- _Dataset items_
******************************

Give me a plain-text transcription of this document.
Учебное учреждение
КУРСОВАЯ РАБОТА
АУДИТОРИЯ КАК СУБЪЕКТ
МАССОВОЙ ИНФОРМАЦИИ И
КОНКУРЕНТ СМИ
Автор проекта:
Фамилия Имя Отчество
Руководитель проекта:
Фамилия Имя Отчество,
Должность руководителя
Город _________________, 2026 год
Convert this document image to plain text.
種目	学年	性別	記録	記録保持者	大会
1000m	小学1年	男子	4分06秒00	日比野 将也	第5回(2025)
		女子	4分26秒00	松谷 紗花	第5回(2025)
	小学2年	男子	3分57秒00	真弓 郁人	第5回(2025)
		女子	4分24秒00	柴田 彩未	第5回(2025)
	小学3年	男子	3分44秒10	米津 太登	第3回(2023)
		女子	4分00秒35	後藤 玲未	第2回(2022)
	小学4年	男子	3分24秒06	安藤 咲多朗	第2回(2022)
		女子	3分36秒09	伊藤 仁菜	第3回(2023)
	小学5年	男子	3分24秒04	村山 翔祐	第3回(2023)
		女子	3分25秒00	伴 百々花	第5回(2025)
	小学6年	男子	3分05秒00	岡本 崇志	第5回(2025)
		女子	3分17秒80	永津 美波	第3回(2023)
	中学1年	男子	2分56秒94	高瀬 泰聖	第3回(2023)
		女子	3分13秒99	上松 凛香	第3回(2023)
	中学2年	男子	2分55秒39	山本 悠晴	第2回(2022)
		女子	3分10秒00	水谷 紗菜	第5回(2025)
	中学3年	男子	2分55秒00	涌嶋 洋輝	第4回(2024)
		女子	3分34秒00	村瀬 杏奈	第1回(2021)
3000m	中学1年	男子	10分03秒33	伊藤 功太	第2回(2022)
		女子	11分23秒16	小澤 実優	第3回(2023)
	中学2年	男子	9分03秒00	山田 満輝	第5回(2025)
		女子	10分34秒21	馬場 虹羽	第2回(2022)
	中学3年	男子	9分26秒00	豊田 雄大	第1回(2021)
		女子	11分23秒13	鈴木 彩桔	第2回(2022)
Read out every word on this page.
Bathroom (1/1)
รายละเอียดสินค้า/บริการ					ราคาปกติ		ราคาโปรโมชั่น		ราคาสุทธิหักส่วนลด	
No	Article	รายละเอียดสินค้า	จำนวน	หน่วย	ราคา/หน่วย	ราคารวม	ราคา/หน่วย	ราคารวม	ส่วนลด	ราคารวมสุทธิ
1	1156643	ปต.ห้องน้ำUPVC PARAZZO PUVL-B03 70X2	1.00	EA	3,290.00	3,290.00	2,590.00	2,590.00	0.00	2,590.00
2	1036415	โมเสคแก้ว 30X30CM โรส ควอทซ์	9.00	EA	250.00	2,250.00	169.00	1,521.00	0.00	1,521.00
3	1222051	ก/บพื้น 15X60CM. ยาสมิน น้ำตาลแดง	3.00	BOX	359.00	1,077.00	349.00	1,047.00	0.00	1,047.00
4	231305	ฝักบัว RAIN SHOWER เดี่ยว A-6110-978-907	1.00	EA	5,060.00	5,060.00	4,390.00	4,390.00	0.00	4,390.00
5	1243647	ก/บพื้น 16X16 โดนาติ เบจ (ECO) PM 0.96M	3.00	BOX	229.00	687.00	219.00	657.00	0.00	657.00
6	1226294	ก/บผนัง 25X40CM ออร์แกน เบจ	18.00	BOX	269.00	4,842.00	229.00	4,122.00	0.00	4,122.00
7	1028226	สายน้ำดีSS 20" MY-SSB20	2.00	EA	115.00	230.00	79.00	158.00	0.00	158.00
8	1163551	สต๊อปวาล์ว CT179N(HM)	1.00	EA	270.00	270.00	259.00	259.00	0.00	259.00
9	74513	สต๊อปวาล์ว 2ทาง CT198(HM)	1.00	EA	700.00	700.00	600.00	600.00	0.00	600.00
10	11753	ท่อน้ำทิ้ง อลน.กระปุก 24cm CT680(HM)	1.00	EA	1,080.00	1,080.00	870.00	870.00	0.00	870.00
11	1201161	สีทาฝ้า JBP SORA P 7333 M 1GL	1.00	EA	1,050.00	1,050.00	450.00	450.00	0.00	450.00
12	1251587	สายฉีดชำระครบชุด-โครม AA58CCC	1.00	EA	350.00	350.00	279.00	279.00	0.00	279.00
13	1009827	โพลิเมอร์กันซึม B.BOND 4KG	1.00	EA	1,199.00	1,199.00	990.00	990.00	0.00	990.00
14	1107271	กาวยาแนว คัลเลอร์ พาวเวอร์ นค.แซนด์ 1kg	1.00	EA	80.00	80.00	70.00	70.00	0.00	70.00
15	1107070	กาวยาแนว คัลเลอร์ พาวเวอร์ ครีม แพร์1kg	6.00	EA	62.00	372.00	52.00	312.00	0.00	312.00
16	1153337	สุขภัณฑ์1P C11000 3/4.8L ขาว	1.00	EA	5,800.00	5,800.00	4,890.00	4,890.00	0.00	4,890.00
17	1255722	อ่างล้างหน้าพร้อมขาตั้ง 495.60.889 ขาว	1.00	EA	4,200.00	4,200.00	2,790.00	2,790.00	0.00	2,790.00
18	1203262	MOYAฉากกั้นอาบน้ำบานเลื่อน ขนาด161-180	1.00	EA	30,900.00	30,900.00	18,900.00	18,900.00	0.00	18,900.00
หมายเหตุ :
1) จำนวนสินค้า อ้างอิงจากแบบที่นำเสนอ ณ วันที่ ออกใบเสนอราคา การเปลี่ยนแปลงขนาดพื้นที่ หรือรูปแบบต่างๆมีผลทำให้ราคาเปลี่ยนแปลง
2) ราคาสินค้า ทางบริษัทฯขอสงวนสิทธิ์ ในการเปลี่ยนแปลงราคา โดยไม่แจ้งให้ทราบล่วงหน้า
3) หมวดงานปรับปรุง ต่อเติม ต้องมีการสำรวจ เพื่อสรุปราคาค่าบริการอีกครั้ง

******************************

- _What the exercise asks_
Set down all of the entries exactly, please.

- _Solution for this exercise_
Give me a plain-text transcription of this document.
Учебное учреждение
КУРСОВАЯ РАБОТА
АУДИТОРИЯ КАК СУБЪЕКТ
МАССОВОЙ ИНФОРМАЦИИ И
КОНКУРЕНТ СМИ
Автор проекта:
Фамилия Имя Отчество
Руководитель проекта:
Фамилия Имя Отчество,
Должность руководителя
Город _________________, 2026 год
Convert this document image to plain text.
種目	学年	性別	記録	記録保持者	大会
1000m	小学1年	男子	4分06秒00	日比野 将也	第5回(2025)
		女子	4分26秒00	松谷 紗花	第5回(2025)
	小学2年	男子	3分57秒00	真弓 郁人	第5回(2025)
		女子	4分24秒00	柴田 彩未	第5回(2025)
	小学3年	男子	3分44秒10	米津 太登	第3回(2023)
		女子	4分00秒35	後藤 玲未	第2回(2022)
	小学4年	男子	3分24秒06	安藤 咲多朗	第2回(2022)
		女子	3分36秒09	伊藤 仁菜	第3回(2023)
	小学5年	男子	3分24秒04	村山 翔祐	第3回(2023)
		女子	3分25秒00	伴 百々花	第5回(2025)
	小学6年	男子	3分05秒00	岡本 崇志	第5回(2025)
		女子	3分17秒80	永津 美波	第3回(2023)
	中学1年	男子	2分56秒94	高瀬 泰聖	第3回(2023)
		女子	3分13秒99	上松 凛香	第3回(2023)
	中学2年	男子	2分55秒39	山本 悠晴	第2回(2022)
		女子	3分10秒00	水谷 紗菜	第5回(2025)
	中学3年	男子	2分55秒00	涌嶋 洋輝	第4回(2024)
		女子	3分34秒00	村瀬 杏奈	第1回(2021)
3000m	中学1年	男子	10分03秒33	伊藤 功太	第2回(2022)
		女子	11分23秒16	小澤 実優	第3回(2023)
	中学2年	男子	9分03秒00	山田 満輝	第5回(2025)
		女子	10分34秒21	馬場 虹羽	第2回(2022)
	中学3年	男子	9分26秒00	豊田 雄大	第1回(2021)
		女子	11分23秒13	鈴木 彩桔	第2回(2022)
Read out every word on this page.
Bathroom (1/1)
รายละเอียดสินค้า/บริการ					ราคาปกติ		ราคาโปรโมชั่น		ราคาสุทธิหักส่วนลด	
No	Article	รายละเอียดสินค้า	จำนวน	หน่วย	ราคา/หน่วย	ราคารวม	ราคา/หน่วย	ราคารวม	ส่วนลด	ราคารวมสุทธิ
1	1156643	ปต.ห้องน้ำUPVC PARAZZO PUVL-B03 70X2	1.00	EA	3,290.00	3,290.00	2,590.00	2,590.00	0.00	2,590.00
2	1036415	โมเสคแก้ว 30X30CM โรส ควอทซ์	9.00	EA	250.00	2,250.00	169.00	1,521.00	0.00	1,521.00
3	1222051	ก/บพื้น 15X60CM. ยาสมิน น้ำตาลแดง	3.00	BOX	359.00	1,077.00	349.00	1,047.00	0.00	1,047.00
4	231305	ฝักบัว RAIN SHOWER เดี่ยว A-6110-978-907	1.00	EA	5,060.00	5,060.00	4,390.00	4,390.00	0.00	4,390.00
5	1243647	ก/บพื้น 16X16 โดนาติ เบจ (ECO) PM 0.96M	3.00	BOX	229.00	687.00	219.00	657.00	0.00	657.00
6	1226294	ก/บผนัง 25X40CM ออร์แกน เบจ	18.00	BOX	269.00	4,842.00	229.00	4,122.00	0.00	4,122.00
7	1028226	สายน้ำดีSS 20" MY-SSB20	2.00	EA	115.00	230.00	79.00	158.00	0.00	158.00
8	1163551	สต๊อปวาล์ว CT179N(HM)	1.00	EA	270.00	270.00	259.00	259.00	0.00	259.00
9	74513	สต๊อปวาล์ว 2ทาง CT198(HM)	1.00	EA	700.00	700.00	600.00	600.00	0.00	600.00
10	11753	ท่อน้ำทิ้ง อลน.กระปุก 24cm CT680(HM)	1.00	EA	1,080.00	1,080.00	870.00	870.00	0.00	870.00
11	1201161	สีทาฝ้า JBP SORA P 7333 M 1GL	1.00	EA	1,050.00	1,050.00	450.00	450.00	0.00	450.00
12	1251587	สายฉีดชำระครบชุด-โครม AA58CCC	1.00	EA	350.00	350.00	279.00	279.00	0.00	279.00
13	1009827	โพลิเมอร์กันซึม B.BOND 4KG	1.00	EA	1,199.00	1,199.00	990.00	990.00	0.00	990.00
14	1107271	กาวยาแนว คัลเลอร์ พาวเวอร์ นค.แซนด์ 1kg	1.00	EA	80.00	80.00	70.00	70.00	0.00	70.00
15	1107070	กาวยาแนว คัลเลอร์ พาวเวอร์ ครีม แพร์1kg	6.00	EA	62.00	372.00	52.00	312.00	0.00	312.00
16	1153337	สุขภัณฑ์1P C11000 3/4.8L ขาว	1.00	EA	5,800.00	5,800.00	4,890.00	4,890.00	0.00	4,890.00
17	1255722	อ่างล้างหน้าพร้อมขาตั้ง 495.60.889 ขาว	1.00	EA	4,200.00	4,200.00	2,790.00	2,790.00	0.00	2,790.00
18	1203262	MOYAฉากกั้นอาบน้ำบานเลื่อน ขนาด161-180	1.00	EA	30,900.00	30,900.00	18,900.00	18,900.00	0.00	18,900.00
หมายเหตุ :
1) จำนวนสินค้า อ้างอิงจากแบบที่นำเสนอ ณ วันที่ ออกใบเสนอราคา การเปลี่ยนแปลงขนาดพื้นที่ หรือรูปแบบต่างๆมีผลทำให้ราคาเปลี่ยนแปลง
2) ราคาสินค้า ทางบริษัทฯขอสงวนสิทธิ์ ในการเปลี่ยนแปลงราคา โดยไม่แจ้งให้ทราบล่วงหน้า
3) หมวดงานปรับปรุง ต่อเติม ต้องมีการสำรวจ เพื่อสรุปราคาค่าบริการอีกครั้ง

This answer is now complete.